## TASK OBJECTIVE
Could you copy out the following lines exactly as they appear?

## EXTRACTED INFORMATION
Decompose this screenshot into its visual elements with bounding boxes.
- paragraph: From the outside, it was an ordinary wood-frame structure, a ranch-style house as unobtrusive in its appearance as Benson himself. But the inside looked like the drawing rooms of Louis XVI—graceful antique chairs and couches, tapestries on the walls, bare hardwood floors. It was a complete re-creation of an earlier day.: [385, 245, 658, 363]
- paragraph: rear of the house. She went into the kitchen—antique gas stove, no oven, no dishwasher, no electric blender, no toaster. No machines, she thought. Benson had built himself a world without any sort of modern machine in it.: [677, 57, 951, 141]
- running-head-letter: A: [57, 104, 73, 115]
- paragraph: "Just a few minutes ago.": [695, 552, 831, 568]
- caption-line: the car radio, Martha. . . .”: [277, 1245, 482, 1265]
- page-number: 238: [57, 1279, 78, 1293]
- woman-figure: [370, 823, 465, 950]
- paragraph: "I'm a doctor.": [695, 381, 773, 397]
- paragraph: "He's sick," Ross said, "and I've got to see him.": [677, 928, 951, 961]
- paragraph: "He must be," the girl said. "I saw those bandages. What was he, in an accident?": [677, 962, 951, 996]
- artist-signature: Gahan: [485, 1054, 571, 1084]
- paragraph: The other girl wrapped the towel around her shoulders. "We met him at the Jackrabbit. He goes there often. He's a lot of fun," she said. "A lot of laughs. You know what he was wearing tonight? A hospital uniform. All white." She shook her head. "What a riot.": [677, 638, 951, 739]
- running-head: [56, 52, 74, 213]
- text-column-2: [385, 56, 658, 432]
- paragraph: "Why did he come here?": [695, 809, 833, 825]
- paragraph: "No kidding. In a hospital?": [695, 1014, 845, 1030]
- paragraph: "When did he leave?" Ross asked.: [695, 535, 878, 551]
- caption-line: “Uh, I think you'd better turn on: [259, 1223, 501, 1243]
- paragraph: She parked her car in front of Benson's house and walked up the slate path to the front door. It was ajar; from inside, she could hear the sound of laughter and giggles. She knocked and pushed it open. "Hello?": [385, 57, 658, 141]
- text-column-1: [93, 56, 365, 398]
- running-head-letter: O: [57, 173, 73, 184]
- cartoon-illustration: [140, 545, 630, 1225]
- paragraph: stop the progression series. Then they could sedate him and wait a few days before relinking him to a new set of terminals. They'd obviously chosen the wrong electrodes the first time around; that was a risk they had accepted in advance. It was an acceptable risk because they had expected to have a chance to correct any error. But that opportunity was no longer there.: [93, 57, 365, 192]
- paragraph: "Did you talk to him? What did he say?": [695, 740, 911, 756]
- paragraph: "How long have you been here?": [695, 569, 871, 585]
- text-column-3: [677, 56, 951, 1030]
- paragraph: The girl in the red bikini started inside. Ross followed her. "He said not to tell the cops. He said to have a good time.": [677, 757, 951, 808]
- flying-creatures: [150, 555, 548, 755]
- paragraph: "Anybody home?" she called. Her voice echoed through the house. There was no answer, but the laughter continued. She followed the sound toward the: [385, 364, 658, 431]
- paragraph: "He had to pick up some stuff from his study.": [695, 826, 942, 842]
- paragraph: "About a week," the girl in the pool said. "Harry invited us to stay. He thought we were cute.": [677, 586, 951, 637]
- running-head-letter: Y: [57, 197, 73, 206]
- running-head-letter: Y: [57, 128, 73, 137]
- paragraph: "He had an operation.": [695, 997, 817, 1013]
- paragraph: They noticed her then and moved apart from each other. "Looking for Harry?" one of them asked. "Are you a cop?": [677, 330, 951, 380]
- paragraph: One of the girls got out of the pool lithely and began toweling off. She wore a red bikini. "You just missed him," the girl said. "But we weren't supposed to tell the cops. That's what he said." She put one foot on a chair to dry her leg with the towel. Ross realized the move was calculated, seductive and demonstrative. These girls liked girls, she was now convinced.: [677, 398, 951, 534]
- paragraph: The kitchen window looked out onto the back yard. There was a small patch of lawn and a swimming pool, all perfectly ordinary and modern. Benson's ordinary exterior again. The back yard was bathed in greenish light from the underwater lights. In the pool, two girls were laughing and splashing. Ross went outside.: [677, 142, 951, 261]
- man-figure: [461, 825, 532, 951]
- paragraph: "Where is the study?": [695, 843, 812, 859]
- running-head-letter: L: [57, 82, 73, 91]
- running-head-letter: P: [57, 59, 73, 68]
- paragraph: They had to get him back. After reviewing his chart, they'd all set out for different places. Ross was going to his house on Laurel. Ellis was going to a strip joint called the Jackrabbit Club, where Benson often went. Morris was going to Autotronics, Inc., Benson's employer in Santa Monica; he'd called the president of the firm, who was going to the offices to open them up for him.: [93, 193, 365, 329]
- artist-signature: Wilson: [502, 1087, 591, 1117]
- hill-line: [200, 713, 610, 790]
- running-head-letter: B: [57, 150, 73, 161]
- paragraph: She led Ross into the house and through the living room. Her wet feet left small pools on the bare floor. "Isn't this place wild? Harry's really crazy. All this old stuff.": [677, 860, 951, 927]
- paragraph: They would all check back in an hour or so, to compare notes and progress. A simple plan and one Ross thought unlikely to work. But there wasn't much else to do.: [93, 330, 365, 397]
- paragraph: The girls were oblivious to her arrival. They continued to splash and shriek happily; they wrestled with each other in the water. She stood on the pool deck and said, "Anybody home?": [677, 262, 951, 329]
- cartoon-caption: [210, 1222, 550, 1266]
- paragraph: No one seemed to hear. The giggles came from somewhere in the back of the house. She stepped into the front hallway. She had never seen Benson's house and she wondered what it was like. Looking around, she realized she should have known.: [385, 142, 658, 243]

## ANSWER FOR THE TASK
Decompose this screenshot into its visual elements with bounding boxes.
- paragraph: From the outside, it was an ordinary wood-frame structure, a ranch-style house as unobtrusive in its appearance as Benson himself. But the inside looked like the drawing rooms of Louis XVI—graceful antique chairs and couches, tapestries on the walls, bare hardwood floors. It was a complete re-creation of an earlier day.: [385, 245, 658, 363]
- paragraph: rear of the house. She went into the kitchen—antique gas stove, no oven, no dishwasher, no electric blender, no toaster. No machines, she thought. Benson had built himself a world without any sort of modern machine in it.: [677, 57, 951, 141]
- running-head-letter: A: [57, 104, 73, 115]
- paragraph: "Just a few minutes ago.": [695, 552, 831, 568]
- caption-line: the car radio, Martha. . . .”: [277, 1245, 482, 1265]
- page-number: 238: [57, 1279, 78, 1293]
- woman-figure: [370, 823, 465, 950]
- paragraph: "I'm a doctor.": [695, 381, 773, 397]
- paragraph: "He's sick," Ross said, "and I've got to see him.": [677, 928, 951, 961]
- paragraph: "He must be," the girl said. "I saw those bandages. What was he, in an accident?": [677, 962, 951, 996]
- artist-signature: Gahan: [485, 1054, 571, 1084]
- paragraph: The other girl wrapped the towel around her shoulders. "We met him at the Jackrabbit. He goes there often. He's a lot of fun," she said. "A lot of laughs. You know what he was wearing tonight? A hospital uniform. All white." She shook her head. "What a riot.": [677, 638, 951, 739]
- running-head: [56, 52, 74, 213]
- text-column-2: [385, 56, 658, 432]
- paragraph: "Why did he come here?": [695, 809, 833, 825]
- paragraph: "No kidding. In a hospital?": [695, 1014, 845, 1030]
- paragraph: "When did he leave?" Ross asked.: [695, 535, 878, 551]
- caption-line: “Uh, I think you'd better turn on: [259, 1223, 501, 1243]
- paragraph: She parked her car in front of Benson's house and walked up the slate path to the front door. It was ajar; from inside, she could hear the sound of laughter and giggles. She knocked and pushed it open. "Hello?": [385, 57, 658, 141]
- text-column-1: [93, 56, 365, 398]
- running-head-letter: O: [57, 173, 73, 184]
- cartoon-illustration: [140, 545, 630, 1225]
- paragraph: stop the progression series. Then they could sedate him and wait a few days before relinking him to a new set of terminals. They'd obviously chosen the wrong electrodes the first time around; that was a risk they had accepted in advance. It was an acceptable risk because they had expected to have a chance to correct any error. But that opportunity was no longer there.: [93, 57, 365, 192]
- paragraph: "Did you talk to him? What did he say?": [695, 740, 911, 756]
- paragraph: "How long have you been here?": [695, 569, 871, 585]
- text-column-3: [677, 56, 951, 1030]
- paragraph: The girl in the red bikini started inside. Ross followed her. "He said not to tell the cops. He said to have a good time.": [677, 757, 951, 808]
- flying-creatures: [150, 555, 548, 755]
- paragraph: "Anybody home?" she called. Her voice echoed through the house. There was no answer, but the laughter continued. She followed the sound toward the: [385, 364, 658, 431]
- paragraph: "He had to pick up some stuff from his study.": [695, 826, 942, 842]
- paragraph: "About a week," the girl in the pool said. "Harry invited us to stay. He thought we were cute.": [677, 586, 951, 637]
- running-head-letter: Y: [57, 197, 73, 206]
- running-head-letter: Y: [57, 128, 73, 137]
- paragraph: "He had an operation.": [695, 997, 817, 1013]
- paragraph: They noticed her then and moved apart from each other. "Looking for Harry?" one of them asked. "Are you a cop?": [677, 330, 951, 380]
- paragraph: One of the girls got out of the pool lithely and began toweling off. She wore a red bikini. "You just missed him," the girl said. "But we weren't supposed to tell the cops. That's what he said." She put one foot on a chair to dry her leg with the towel. Ross realized the move was calculated, seductive and demonstrative. These girls liked girls, she was now convinced.: [677, 398, 951, 534]
- paragraph: The kitchen window looked out onto the back yard. There was a small patch of lawn and a swimming pool, all perfectly ordinary and modern. Benson's ordinary exterior again. The back yard was bathed in greenish light from the underwater lights. In the pool, two girls were laughing and splashing. Ross went outside.: [677, 142, 951, 261]
- man-figure: [461, 825, 532, 951]
- paragraph: "Where is the study?": [695, 843, 812, 859]
- running-head-letter: L: [57, 82, 73, 91]
- running-head-letter: P: [57, 59, 73, 68]
- paragraph: They had to get him back. After reviewing his chart, they'd all set out for different places. Ross was going to his house on Laurel. Ellis was going to a strip joint called the Jackrabbit Club, where Benson often went. Morris was going to Autotronics, Inc., Benson's employer in Santa Monica; he'd called the president of the firm, who was going to the offices to open them up for him.: [93, 193, 365, 329]
- artist-signature: Wilson: [502, 1087, 591, 1117]
- hill-line: [200, 713, 610, 790]
- running-head-letter: B: [57, 150, 73, 161]
- paragraph: She led Ross into the house and through the living room. Her wet feet left small pools on the bare floor. "Isn't this place wild? Harry's really crazy. All this old stuff.": [677, 860, 951, 927]
- paragraph: They would all check back in an hour or so, to compare notes and progress. A simple plan and one Ross thought unlikely to work. But there wasn't much else to do.: [93, 330, 365, 397]
- paragraph: The girls were oblivious to her arrival. They continued to splash and shriek happily; they wrestled with each other in the water. She stood on the pool deck and said, "Anybody home?": [677, 262, 951, 329]
- cartoon-caption: [210, 1222, 550, 1266]
- paragraph: No one seemed to hear. The giggles came from somewhere in the back of the house. She stepped into the front hallway. She had never seen Benson's house and she wondered what it was like. Looking around, she realized she should have known.: [385, 142, 658, 243]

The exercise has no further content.